State only how many lines below include the string "document".

Material provided:

════════════════

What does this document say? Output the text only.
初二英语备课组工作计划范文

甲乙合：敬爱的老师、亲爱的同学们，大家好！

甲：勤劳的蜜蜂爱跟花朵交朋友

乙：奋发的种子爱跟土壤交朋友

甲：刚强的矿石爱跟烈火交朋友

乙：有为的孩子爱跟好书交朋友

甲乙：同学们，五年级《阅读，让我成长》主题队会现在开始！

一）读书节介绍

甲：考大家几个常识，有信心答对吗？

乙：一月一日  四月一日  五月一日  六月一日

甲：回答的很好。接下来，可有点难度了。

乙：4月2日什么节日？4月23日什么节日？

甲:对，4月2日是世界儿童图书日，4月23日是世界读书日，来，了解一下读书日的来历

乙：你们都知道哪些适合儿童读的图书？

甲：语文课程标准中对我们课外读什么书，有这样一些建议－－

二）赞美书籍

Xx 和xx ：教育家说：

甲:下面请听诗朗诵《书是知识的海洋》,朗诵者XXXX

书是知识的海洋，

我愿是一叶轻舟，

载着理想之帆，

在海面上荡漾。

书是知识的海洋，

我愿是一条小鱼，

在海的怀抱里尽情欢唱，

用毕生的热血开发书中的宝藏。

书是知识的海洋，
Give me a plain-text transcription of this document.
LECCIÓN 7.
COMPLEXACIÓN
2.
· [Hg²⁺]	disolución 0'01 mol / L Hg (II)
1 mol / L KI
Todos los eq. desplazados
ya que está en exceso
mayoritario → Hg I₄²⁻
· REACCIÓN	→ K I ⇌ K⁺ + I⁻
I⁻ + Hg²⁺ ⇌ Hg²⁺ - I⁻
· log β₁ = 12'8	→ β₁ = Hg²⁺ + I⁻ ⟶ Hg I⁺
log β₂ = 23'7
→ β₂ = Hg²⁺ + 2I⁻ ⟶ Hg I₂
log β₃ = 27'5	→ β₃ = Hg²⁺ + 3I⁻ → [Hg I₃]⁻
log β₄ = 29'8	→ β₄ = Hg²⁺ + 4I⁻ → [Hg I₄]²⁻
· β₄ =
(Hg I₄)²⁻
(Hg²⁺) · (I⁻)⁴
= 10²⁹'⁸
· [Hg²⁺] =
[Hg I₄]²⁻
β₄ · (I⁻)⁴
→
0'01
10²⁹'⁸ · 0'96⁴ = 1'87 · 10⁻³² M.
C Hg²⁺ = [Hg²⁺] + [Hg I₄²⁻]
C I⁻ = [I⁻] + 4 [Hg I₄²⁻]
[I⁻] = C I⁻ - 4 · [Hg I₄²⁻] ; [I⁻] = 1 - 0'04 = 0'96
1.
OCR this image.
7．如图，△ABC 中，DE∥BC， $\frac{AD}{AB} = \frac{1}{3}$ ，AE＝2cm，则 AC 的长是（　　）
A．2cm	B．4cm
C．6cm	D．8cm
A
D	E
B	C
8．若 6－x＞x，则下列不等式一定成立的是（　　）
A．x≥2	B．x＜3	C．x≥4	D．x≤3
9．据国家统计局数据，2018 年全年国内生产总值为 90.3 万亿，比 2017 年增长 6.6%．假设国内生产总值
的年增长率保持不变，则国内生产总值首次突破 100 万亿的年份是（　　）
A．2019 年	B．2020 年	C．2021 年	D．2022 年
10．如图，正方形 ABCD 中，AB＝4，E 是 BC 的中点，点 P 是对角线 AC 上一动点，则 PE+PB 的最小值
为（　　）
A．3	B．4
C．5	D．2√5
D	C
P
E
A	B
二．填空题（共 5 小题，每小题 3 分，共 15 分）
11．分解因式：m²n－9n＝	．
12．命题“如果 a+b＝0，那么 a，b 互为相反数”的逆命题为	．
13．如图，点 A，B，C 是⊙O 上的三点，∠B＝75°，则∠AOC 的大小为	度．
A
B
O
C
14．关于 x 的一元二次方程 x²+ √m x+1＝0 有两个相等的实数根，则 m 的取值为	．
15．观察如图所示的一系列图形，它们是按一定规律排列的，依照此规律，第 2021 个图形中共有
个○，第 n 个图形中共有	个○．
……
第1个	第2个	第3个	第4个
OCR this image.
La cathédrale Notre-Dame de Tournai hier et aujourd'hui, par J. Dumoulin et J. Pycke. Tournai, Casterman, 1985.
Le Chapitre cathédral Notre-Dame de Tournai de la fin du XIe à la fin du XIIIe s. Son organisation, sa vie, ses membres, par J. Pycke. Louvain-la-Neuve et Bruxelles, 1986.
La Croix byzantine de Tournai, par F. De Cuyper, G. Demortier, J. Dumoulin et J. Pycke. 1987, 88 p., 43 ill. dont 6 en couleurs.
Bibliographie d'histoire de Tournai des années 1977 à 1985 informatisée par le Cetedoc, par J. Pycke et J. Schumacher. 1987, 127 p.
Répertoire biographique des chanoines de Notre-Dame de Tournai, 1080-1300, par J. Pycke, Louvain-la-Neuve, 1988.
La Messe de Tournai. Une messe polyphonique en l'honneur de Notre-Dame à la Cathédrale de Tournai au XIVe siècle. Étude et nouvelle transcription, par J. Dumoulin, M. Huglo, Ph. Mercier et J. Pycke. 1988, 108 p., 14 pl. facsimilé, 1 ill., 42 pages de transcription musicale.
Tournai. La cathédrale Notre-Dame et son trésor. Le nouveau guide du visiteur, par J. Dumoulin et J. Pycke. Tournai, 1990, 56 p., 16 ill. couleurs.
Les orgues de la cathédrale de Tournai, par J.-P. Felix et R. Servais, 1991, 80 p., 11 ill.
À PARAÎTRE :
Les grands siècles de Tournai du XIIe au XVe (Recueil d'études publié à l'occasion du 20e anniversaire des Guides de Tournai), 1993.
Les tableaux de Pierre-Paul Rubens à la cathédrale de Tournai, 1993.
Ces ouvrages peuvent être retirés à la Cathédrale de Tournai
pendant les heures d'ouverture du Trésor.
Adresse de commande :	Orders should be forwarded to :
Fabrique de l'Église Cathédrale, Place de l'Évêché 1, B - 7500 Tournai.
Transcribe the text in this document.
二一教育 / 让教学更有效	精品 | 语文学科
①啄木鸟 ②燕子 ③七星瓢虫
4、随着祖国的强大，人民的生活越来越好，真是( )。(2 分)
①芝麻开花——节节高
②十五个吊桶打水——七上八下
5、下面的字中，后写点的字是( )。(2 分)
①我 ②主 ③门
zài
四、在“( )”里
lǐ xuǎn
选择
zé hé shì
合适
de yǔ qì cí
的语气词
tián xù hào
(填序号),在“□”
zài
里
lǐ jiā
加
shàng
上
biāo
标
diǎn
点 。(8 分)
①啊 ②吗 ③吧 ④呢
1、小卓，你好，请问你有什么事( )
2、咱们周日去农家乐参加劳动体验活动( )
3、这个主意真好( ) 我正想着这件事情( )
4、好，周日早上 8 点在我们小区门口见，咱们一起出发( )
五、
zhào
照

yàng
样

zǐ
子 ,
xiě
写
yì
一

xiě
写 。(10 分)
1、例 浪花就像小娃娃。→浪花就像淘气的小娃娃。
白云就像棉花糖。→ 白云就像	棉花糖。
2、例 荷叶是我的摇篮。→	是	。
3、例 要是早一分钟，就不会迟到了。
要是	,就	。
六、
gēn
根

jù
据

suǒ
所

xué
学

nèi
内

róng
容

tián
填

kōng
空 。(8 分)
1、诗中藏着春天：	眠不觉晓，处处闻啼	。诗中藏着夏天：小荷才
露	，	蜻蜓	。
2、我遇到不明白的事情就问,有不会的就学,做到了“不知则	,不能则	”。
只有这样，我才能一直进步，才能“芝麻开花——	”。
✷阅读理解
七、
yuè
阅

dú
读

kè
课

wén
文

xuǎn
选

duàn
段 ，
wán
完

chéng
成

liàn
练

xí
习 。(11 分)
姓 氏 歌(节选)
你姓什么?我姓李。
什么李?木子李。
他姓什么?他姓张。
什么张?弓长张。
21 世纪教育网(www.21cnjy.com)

════════════════

Response:
3